[Given entries start]
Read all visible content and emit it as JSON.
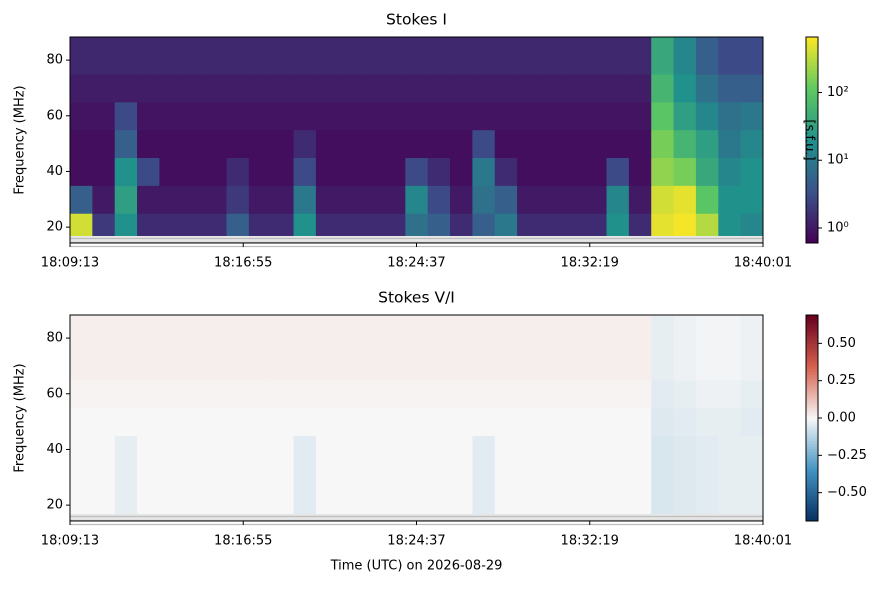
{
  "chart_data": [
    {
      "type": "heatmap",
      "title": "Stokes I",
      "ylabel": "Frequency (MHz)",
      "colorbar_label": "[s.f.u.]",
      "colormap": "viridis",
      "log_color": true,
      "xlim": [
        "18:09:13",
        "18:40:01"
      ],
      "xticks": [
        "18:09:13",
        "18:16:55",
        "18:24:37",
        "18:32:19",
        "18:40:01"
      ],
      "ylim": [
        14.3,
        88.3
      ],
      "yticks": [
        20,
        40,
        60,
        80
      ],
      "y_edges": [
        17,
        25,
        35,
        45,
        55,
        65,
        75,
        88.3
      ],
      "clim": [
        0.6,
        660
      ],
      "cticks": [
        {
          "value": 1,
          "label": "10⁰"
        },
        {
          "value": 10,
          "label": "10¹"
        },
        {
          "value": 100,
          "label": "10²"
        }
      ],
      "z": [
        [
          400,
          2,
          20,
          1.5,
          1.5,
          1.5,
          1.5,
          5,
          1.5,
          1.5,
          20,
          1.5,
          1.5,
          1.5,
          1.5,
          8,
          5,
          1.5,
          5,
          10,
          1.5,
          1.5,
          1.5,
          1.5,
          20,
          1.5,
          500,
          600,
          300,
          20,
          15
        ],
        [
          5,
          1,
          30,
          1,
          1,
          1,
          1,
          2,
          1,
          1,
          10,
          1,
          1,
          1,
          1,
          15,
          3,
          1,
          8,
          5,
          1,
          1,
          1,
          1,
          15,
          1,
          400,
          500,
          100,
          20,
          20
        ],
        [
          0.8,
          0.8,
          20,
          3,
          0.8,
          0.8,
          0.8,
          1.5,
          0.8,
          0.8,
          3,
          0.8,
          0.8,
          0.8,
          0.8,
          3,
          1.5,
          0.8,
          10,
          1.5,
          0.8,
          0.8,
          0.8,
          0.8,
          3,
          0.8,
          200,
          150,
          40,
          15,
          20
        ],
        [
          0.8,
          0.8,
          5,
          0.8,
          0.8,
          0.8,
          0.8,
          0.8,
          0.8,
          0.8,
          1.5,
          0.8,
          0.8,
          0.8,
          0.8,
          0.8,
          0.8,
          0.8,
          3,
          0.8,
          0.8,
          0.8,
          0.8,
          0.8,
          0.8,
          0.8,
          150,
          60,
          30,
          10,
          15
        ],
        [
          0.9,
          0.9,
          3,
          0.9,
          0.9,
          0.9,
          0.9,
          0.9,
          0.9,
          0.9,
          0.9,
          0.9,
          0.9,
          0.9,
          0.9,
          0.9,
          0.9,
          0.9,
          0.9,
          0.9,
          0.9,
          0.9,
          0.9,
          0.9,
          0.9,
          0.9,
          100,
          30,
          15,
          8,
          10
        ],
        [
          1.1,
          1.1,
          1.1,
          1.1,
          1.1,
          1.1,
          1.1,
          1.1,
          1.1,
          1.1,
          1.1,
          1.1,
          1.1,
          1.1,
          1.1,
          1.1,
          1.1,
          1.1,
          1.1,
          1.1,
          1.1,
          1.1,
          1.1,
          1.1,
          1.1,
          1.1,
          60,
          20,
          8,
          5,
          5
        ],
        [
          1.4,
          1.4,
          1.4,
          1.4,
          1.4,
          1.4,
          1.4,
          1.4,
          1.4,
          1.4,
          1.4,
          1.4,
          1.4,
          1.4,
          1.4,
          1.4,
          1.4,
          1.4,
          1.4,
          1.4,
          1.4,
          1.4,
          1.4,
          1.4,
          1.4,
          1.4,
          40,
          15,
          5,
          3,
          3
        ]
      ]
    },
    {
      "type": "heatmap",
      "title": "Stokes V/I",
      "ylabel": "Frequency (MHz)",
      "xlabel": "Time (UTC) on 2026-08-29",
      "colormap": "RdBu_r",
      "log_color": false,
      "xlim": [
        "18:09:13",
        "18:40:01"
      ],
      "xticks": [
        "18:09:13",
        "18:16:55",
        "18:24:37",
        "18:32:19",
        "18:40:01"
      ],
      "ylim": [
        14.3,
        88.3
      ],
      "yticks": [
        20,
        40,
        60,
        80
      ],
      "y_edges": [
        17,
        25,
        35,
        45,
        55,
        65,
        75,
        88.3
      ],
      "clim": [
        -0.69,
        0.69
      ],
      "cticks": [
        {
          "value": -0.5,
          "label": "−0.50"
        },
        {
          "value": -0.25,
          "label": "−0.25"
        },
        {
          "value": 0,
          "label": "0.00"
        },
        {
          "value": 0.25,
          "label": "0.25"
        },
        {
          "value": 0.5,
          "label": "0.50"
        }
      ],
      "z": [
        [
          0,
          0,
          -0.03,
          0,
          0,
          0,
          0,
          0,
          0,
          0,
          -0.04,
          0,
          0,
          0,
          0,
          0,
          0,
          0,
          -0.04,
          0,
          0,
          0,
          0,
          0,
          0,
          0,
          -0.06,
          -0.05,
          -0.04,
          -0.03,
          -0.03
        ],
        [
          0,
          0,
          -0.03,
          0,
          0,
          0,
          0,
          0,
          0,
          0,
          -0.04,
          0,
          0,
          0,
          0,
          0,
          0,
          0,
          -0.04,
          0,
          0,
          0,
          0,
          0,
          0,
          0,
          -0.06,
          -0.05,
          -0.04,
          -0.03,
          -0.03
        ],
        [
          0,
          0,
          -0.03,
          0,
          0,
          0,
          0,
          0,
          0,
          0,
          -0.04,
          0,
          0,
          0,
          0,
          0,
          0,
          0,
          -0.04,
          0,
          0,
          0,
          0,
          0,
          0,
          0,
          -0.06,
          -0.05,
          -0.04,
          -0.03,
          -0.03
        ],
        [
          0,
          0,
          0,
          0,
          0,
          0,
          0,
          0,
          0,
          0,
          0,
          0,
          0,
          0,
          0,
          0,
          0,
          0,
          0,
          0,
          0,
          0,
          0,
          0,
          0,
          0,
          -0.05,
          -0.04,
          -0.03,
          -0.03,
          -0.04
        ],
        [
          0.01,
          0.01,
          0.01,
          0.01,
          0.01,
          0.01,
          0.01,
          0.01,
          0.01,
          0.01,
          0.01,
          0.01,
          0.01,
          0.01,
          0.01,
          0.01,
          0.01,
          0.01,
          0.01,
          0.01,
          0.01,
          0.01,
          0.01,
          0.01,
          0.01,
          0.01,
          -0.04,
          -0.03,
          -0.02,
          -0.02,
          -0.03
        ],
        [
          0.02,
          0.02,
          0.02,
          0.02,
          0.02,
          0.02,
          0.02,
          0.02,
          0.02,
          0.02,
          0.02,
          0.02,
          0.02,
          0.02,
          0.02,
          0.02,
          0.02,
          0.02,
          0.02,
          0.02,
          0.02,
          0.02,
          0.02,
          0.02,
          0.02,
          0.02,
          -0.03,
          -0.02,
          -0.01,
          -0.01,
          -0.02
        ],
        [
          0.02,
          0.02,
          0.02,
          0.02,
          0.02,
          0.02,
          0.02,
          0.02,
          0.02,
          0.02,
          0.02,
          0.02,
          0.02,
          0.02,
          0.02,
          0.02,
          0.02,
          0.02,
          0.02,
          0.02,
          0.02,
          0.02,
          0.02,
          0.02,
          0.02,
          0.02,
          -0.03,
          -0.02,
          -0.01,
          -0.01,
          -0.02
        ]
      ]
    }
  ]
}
[Given entries end]
Leave out the pictures, and give all the records again exactly.

Read all visible content and emit it as JSON.
{
  "chart_data": [
    {
      "type": "heatmap",
      "title": "Stokes I",
      "ylabel": "Frequency (MHz)",
      "colorbar_label": "[s.f.u.]",
      "colormap": "viridis",
      "log_color": true,
      "xlim": [
        "18:09:13",
        "18:40:01"
      ],
      "xticks": [
        "18:09:13",
        "18:16:55",
        "18:24:37",
        "18:32:19",
        "18:40:01"
      ],
      "ylim": [
        14.3,
        88.3
      ],
      "yticks": [
        20,
        40,
        60,
        80
      ],
      "y_edges": [
        17,
        25,
        35,
        45,
        55,
        65,
        75,
        88.3
      ],
      "clim": [
        0.6,
        660
      ],
      "cticks": [
        {
          "value": 1,
          "label": "10⁰"
        },
        {
          "value": 10,
          "label": "10¹"
        },
        {
          "value": 100,
          "label": "10²"
        }
      ],
      "z": [
        [
          400,
          2,
          20,
          1.5,
          1.5,
          1.5,
          1.5,
          5,
          1.5,
          1.5,
          20,
          1.5,
          1.5,
          1.5,
          1.5,
          8,
          5,
          1.5,
          5,
          10,
          1.5,
          1.5,
          1.5,
          1.5,
          20,
          1.5,
          500,
          600,
          300,
          20,
          15
        ],
        [
          5,
          1,
          30,
          1,
          1,
          1,
          1,
          2,
          1,
          1,
          10,
          1,
          1,
          1,
          1,
          15,
          3,
          1,
          8,
          5,
          1,
          1,
          1,
          1,
          15,
          1,
          400,
          500,
          100,
          20,
          20
        ],
        [
          0.8,
          0.8,
          20,
          3,
          0.8,
          0.8,
          0.8,
          1.5,
          0.8,
          0.8,
          3,
          0.8,
          0.8,
          0.8,
          0.8,
          3,
          1.5,
          0.8,
          10,
          1.5,
          0.8,
          0.8,
          0.8,
          0.8,
          3,
          0.8,
          200,
          150,
          40,
          15,
          20
        ],
        [
          0.8,
          0.8,
          5,
          0.8,
          0.8,
          0.8,
          0.8,
          0.8,
          0.8,
          0.8,
          1.5,
          0.8,
          0.8,
          0.8,
          0.8,
          0.8,
          0.8,
          0.8,
          3,
          0.8,
          0.8,
          0.8,
          0.8,
          0.8,
          0.8,
          0.8,
          150,
          60,
          30,
          10,
          15
        ],
        [
          0.9,
          0.9,
          3,
          0.9,
          0.9,
          0.9,
          0.9,
          0.9,
          0.9,
          0.9,
          0.9,
          0.9,
          0.9,
          0.9,
          0.9,
          0.9,
          0.9,
          0.9,
          0.9,
          0.9,
          0.9,
          0.9,
          0.9,
          0.9,
          0.9,
          0.9,
          100,
          30,
          15,
          8,
          10
        ],
        [
          1.1,
          1.1,
          1.1,
          1.1,
          1.1,
          1.1,
          1.1,
          1.1,
          1.1,
          1.1,
          1.1,
          1.1,
          1.1,
          1.1,
          1.1,
          1.1,
          1.1,
          1.1,
          1.1,
          1.1,
          1.1,
          1.1,
          1.1,
          1.1,
          1.1,
          1.1,
          60,
          20,
          8,
          5,
          5
        ],
        [
          1.4,
          1.4,
          1.4,
          1.4,
          1.4,
          1.4,
          1.4,
          1.4,
          1.4,
          1.4,
          1.4,
          1.4,
          1.4,
          1.4,
          1.4,
          1.4,
          1.4,
          1.4,
          1.4,
          1.4,
          1.4,
          1.4,
          1.4,
          1.4,
          1.4,
          1.4,
          40,
          15,
          5,
          3,
          3
        ]
      ]
    },
    {
      "type": "heatmap",
      "title": "Stokes V/I",
      "ylabel": "Frequency (MHz)",
      "xlabel": "Time (UTC) on 2026-08-29",
      "colormap": "RdBu_r",
      "log_color": false,
      "xlim": [
        "18:09:13",
        "18:40:01"
      ],
      "xticks": [
        "18:09:13",
        "18:16:55",
        "18:24:37",
        "18:32:19",
        "18:40:01"
      ],
      "ylim": [
        14.3,
        88.3
      ],
      "yticks": [
        20,
        40,
        60,
        80
      ],
      "y_edges": [
        17,
        25,
        35,
        45,
        55,
        65,
        75,
        88.3
      ],
      "clim": [
        -0.69,
        0.69
      ],
      "cticks": [
        {
          "value": -0.5,
          "label": "−0.50"
        },
        {
          "value": -0.25,
          "label": "−0.25"
        },
        {
          "value": 0,
          "label": "0.00"
        },
        {
          "value": 0.25,
          "label": "0.25"
        },
        {
          "value": 0.5,
          "label": "0.50"
        }
      ],
      "z": [
        [
          0,
          0,
          -0.03,
          0,
          0,
          0,
          0,
          0,
          0,
          0,
          -0.04,
          0,
          0,
          0,
          0,
          0,
          0,
          0,
          -0.04,
          0,
          0,
          0,
          0,
          0,
          0,
          0,
          -0.06,
          -0.05,
          -0.04,
          -0.03,
          -0.03
        ],
        [
          0,
          0,
          -0.03,
          0,
          0,
          0,
          0,
          0,
          0,
          0,
          -0.04,
          0,
          0,
          0,
          0,
          0,
          0,
          0,
          -0.04,
          0,
          0,
          0,
          0,
          0,
          0,
          0,
          -0.06,
          -0.05,
          -0.04,
          -0.03,
          -0.03
        ],
        [
          0,
          0,
          -0.03,
          0,
          0,
          0,
          0,
          0,
          0,
          0,
          -0.04,
          0,
          0,
          0,
          0,
          0,
          0,
          0,
          -0.04,
          0,
          0,
          0,
          0,
          0,
          0,
          0,
          -0.06,
          -0.05,
          -0.04,
          -0.03,
          -0.03
        ],
        [
          0,
          0,
          0,
          0,
          0,
          0,
          0,
          0,
          0,
          0,
          0,
          0,
          0,
          0,
          0,
          0,
          0,
          0,
          0,
          0,
          0,
          0,
          0,
          0,
          0,
          0,
          -0.05,
          -0.04,
          -0.03,
          -0.03,
          -0.04
        ],
        [
          0.01,
          0.01,
          0.01,
          0.01,
          0.01,
          0.01,
          0.01,
          0.01,
          0.01,
          0.01,
          0.01,
          0.01,
          0.01,
          0.01,
          0.01,
          0.01,
          0.01,
          0.01,
          0.01,
          0.01,
          0.01,
          0.01,
          0.01,
          0.01,
          0.01,
          0.01,
          -0.04,
          -0.03,
          -0.02,
          -0.02,
          -0.03
        ],
        [
          0.02,
          0.02,
          0.02,
          0.02,
          0.02,
          0.02,
          0.02,
          0.02,
          0.02,
          0.02,
          0.02,
          0.02,
          0.02,
          0.02,
          0.02,
          0.02,
          0.02,
          0.02,
          0.02,
          0.02,
          0.02,
          0.02,
          0.02,
          0.02,
          0.02,
          0.02,
          -0.03,
          -0.02,
          -0.01,
          -0.01,
          -0.02
        ],
        [
          0.02,
          0.02,
          0.02,
          0.02,
          0.02,
          0.02,
          0.02,
          0.02,
          0.02,
          0.02,
          0.02,
          0.02,
          0.02,
          0.02,
          0.02,
          0.02,
          0.02,
          0.02,
          0.02,
          0.02,
          0.02,
          0.02,
          0.02,
          0.02,
          0.02,
          0.02,
          -0.03,
          -0.02,
          -0.01,
          -0.01,
          -0.02
        ]
      ]
    }
  ]
}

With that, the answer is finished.